• WHAT YOU ARE ASKED TO DO:
Look through the entries and report how many lines include the word "Estado". Give the number alone.

• DATA PROVIDED:
↓
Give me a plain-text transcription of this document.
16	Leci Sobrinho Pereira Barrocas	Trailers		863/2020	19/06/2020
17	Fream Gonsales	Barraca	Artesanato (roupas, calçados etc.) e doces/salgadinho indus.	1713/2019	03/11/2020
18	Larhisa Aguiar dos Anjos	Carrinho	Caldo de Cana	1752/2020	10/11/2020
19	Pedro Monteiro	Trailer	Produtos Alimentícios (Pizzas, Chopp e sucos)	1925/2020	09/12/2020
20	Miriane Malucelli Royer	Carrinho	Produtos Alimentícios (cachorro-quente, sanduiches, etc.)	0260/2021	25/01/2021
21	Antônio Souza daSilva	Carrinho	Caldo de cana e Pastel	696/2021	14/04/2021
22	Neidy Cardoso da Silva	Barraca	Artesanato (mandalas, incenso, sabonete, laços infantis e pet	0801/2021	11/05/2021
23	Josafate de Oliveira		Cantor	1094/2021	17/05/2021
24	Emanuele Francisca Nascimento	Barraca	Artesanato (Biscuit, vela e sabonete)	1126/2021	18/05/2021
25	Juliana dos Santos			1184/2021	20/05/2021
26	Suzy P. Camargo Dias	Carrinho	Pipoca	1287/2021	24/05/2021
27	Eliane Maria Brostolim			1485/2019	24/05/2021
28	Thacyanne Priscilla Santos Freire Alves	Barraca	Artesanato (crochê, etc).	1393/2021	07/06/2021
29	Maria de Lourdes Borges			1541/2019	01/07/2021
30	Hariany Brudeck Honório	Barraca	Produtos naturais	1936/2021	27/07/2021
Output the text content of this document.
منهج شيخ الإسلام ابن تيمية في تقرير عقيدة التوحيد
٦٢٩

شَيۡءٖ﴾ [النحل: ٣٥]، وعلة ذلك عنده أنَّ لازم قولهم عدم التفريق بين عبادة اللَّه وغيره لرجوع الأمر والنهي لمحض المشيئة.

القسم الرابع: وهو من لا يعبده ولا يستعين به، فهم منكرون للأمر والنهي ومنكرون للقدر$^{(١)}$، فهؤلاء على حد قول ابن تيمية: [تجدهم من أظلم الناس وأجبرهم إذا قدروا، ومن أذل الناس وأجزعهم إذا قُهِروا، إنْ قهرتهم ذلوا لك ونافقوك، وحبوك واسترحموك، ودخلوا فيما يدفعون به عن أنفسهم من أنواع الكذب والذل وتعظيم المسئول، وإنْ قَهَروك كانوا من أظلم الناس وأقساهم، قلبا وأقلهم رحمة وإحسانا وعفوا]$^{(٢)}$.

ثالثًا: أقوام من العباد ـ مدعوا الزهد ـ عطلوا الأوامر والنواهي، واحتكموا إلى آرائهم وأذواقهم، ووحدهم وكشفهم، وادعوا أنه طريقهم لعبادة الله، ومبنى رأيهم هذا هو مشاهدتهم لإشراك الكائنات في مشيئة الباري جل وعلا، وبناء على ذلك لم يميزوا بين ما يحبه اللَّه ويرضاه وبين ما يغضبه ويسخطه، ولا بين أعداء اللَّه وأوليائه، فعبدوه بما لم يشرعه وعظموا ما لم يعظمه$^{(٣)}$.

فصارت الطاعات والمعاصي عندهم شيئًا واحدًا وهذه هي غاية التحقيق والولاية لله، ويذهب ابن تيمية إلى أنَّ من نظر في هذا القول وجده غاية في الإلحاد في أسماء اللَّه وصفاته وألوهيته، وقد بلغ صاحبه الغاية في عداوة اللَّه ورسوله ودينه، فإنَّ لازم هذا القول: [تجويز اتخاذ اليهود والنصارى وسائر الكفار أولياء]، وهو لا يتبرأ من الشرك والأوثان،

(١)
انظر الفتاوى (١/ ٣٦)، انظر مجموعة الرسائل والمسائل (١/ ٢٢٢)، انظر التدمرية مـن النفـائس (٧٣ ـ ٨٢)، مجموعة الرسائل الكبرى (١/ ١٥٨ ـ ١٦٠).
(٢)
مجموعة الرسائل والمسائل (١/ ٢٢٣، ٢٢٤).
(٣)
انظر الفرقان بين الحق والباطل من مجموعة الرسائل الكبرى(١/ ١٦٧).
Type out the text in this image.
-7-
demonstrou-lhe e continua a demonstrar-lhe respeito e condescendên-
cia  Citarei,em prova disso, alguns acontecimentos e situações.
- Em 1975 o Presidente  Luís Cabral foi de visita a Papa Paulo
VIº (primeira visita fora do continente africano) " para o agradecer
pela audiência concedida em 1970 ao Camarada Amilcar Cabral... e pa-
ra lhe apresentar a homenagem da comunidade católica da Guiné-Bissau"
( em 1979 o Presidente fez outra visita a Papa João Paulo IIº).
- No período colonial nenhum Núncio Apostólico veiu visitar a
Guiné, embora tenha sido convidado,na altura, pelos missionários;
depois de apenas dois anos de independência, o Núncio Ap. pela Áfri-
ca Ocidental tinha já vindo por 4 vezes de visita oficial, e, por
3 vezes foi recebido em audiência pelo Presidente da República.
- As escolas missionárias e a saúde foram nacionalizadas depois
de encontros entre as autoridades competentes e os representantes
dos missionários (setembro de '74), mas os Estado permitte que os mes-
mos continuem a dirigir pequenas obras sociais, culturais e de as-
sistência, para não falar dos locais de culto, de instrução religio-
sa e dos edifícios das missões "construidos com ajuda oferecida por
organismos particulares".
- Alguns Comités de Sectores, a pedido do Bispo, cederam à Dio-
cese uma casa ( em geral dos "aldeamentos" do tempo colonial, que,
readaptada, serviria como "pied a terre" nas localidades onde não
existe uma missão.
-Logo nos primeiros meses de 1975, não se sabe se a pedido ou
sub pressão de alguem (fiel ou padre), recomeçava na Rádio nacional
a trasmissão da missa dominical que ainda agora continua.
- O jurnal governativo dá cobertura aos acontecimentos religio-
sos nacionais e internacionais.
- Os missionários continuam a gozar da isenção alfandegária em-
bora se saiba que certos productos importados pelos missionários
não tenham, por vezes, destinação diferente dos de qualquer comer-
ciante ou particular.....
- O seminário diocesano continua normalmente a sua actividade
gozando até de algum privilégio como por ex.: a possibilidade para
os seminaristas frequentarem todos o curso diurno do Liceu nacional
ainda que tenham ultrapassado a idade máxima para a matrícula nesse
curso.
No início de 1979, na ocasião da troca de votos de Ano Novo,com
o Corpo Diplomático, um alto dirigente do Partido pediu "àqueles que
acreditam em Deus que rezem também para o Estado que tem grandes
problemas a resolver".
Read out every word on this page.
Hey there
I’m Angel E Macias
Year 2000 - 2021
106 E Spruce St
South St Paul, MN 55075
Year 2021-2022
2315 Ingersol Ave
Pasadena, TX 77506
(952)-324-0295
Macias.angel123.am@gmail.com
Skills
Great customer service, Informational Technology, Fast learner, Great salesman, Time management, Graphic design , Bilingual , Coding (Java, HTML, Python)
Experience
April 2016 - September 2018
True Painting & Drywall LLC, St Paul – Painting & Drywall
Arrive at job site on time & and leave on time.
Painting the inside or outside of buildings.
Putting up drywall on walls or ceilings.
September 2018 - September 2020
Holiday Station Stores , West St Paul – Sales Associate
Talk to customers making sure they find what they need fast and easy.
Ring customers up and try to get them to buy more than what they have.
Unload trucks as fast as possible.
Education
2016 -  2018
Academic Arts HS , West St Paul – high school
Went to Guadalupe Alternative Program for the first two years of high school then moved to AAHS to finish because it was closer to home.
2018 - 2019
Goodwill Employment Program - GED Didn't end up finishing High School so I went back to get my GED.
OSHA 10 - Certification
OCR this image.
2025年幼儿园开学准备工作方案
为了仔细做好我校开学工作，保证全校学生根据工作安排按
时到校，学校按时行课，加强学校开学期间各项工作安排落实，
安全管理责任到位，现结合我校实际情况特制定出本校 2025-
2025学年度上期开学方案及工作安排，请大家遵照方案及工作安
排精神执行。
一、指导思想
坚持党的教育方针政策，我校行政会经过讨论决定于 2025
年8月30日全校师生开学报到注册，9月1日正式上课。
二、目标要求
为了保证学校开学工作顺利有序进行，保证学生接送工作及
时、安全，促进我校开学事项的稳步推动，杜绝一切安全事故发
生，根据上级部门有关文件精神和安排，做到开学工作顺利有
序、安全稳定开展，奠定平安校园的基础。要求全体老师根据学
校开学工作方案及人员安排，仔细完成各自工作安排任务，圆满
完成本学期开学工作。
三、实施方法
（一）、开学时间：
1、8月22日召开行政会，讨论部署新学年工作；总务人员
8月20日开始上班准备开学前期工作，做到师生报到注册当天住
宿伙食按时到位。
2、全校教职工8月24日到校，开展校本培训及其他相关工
↑
• SOLUTION FOR THIS TASK:
2